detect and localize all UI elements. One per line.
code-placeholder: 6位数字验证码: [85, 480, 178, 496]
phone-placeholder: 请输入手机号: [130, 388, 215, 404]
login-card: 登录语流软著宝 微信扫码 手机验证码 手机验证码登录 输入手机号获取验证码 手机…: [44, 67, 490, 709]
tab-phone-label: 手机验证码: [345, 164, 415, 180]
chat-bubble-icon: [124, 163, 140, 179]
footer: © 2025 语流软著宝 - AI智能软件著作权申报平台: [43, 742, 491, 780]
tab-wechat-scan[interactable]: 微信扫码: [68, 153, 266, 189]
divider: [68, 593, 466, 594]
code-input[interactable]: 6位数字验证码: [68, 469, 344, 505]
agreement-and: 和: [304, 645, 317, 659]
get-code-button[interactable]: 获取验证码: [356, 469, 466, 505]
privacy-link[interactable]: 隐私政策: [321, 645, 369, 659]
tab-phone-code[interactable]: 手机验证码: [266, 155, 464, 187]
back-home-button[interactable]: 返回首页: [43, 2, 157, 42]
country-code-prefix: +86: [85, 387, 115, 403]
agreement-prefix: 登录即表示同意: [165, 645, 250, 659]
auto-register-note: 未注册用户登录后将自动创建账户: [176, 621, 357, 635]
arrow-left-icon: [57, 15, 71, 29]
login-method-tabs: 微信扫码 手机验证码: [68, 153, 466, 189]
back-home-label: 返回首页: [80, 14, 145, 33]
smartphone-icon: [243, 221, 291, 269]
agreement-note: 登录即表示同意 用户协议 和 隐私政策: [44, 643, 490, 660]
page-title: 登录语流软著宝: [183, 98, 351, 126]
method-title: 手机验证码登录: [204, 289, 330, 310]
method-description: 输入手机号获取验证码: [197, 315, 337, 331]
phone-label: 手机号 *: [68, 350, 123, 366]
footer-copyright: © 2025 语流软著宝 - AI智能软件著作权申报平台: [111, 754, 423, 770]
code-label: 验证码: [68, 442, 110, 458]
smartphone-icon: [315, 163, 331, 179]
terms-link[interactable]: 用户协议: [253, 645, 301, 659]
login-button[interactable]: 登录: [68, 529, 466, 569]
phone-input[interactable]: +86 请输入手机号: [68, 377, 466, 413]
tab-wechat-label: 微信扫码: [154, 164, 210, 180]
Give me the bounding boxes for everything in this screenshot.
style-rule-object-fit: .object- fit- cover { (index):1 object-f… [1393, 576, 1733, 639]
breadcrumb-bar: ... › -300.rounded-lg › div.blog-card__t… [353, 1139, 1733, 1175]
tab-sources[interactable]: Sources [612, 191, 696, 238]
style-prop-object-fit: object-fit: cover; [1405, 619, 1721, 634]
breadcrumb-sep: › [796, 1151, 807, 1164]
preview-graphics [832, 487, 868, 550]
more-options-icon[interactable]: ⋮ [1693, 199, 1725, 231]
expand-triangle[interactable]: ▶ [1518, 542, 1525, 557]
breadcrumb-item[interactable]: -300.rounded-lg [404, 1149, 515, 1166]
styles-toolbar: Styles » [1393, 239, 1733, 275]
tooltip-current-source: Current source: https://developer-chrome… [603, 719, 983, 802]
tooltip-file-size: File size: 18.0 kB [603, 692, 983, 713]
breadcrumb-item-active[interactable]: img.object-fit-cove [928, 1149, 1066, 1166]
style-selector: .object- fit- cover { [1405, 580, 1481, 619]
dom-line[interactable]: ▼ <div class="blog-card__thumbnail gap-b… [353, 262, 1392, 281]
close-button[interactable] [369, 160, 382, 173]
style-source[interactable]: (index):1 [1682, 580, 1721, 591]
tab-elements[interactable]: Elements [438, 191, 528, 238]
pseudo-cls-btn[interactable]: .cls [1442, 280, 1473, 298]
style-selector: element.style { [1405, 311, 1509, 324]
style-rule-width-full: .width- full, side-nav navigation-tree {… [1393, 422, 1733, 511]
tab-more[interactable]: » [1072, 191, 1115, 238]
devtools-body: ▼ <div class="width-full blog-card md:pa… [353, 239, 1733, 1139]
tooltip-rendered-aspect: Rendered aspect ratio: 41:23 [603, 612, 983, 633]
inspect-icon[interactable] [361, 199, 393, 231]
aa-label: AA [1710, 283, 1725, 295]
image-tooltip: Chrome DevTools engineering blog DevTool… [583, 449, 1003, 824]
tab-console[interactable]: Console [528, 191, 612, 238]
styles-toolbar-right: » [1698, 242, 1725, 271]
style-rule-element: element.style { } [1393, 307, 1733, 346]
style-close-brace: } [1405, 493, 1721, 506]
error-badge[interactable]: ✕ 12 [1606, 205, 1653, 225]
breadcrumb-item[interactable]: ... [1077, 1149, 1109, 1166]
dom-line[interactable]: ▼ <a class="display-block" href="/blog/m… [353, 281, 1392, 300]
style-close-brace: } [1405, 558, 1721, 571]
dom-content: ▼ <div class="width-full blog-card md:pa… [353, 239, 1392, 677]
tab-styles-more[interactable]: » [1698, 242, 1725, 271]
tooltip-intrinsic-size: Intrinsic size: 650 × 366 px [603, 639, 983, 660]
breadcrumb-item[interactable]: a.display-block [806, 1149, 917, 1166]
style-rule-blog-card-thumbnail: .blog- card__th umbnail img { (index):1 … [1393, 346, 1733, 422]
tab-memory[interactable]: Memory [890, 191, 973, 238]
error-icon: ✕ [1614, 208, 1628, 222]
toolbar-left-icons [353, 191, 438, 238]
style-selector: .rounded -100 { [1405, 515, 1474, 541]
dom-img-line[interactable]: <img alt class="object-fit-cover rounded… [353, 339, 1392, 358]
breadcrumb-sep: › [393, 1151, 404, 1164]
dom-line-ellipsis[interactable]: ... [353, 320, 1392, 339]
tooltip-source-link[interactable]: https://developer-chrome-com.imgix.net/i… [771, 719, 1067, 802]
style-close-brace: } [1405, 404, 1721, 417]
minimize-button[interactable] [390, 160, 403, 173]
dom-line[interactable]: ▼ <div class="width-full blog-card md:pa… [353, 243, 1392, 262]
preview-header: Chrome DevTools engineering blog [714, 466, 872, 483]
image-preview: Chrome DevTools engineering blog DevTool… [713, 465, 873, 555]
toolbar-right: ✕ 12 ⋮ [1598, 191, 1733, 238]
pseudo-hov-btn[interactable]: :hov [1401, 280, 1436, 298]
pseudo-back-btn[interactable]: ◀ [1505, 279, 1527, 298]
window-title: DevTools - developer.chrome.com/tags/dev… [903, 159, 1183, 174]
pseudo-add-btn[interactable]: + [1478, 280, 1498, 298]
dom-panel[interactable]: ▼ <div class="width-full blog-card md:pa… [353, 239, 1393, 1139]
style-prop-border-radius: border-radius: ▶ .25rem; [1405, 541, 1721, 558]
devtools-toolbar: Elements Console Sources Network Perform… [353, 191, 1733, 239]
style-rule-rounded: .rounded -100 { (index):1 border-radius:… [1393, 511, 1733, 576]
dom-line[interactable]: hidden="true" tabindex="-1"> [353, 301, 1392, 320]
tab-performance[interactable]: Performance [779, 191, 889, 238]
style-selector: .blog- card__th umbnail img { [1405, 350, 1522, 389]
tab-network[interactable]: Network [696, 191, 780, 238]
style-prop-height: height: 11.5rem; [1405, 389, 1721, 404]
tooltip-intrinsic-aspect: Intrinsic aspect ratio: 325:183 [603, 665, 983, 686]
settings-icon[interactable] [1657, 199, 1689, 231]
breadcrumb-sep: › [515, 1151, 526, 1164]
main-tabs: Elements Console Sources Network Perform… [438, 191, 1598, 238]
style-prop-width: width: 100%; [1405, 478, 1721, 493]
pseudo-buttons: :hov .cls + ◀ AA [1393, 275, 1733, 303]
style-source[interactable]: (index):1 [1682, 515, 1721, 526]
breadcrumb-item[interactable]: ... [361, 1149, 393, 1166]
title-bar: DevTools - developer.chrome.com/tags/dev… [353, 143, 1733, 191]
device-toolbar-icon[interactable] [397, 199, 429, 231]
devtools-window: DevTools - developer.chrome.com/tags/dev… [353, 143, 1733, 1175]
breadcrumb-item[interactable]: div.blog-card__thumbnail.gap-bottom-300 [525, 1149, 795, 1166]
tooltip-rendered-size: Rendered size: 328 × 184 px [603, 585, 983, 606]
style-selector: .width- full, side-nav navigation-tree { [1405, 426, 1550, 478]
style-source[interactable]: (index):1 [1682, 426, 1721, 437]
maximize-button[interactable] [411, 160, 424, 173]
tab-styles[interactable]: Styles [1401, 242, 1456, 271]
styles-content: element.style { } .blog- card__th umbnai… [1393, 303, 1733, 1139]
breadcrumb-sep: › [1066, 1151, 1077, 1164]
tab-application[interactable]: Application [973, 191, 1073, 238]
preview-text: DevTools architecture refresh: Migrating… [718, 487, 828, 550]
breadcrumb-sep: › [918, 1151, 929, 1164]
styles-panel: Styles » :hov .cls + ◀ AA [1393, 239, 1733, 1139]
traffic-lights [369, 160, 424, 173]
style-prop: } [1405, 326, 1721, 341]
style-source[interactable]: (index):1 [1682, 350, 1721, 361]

**WHAT YOU WILL DO:**
Put every line from the start of the records through the line holding "privacy-link[interactable]: 隐私政策: [321, 645, 369, 659]", inclusive, into a numbered list, omitting any blank lines.

**TASK ANSWER:**
1. detect and localize all UI elements. One per line.
2. code-placeholder: 6位数字验证码: [85, 480, 178, 496]
3. phone-placeholder: 请输入手机号: [130, 388, 215, 404]
4. login-card: 登录语流软著宝 微信扫码 手机验证码 手机验证码登录 输入手机号获取验证码 手机…: [44, 67, 490, 709]
5. tab-phone-label: 手机验证码: [345, 164, 415, 180]
6. chat-bubble-icon: [124, 163, 140, 179]
7. footer: © 2025 语流软著宝 - AI智能软件著作权申报平台: [43, 742, 491, 780]
8. tab-wechat-scan[interactable]: 微信扫码: [68, 153, 266, 189]
9. divider: [68, 593, 466, 594]
10. code-input[interactable]: 6位数字验证码: [68, 469, 344, 505]
11. agreement-and: 和: [304, 645, 317, 659]
12. get-code-button[interactable]: 获取验证码: [356, 469, 466, 505]
13. privacy-link[interactable]: 隐私政策: [321, 645, 369, 659]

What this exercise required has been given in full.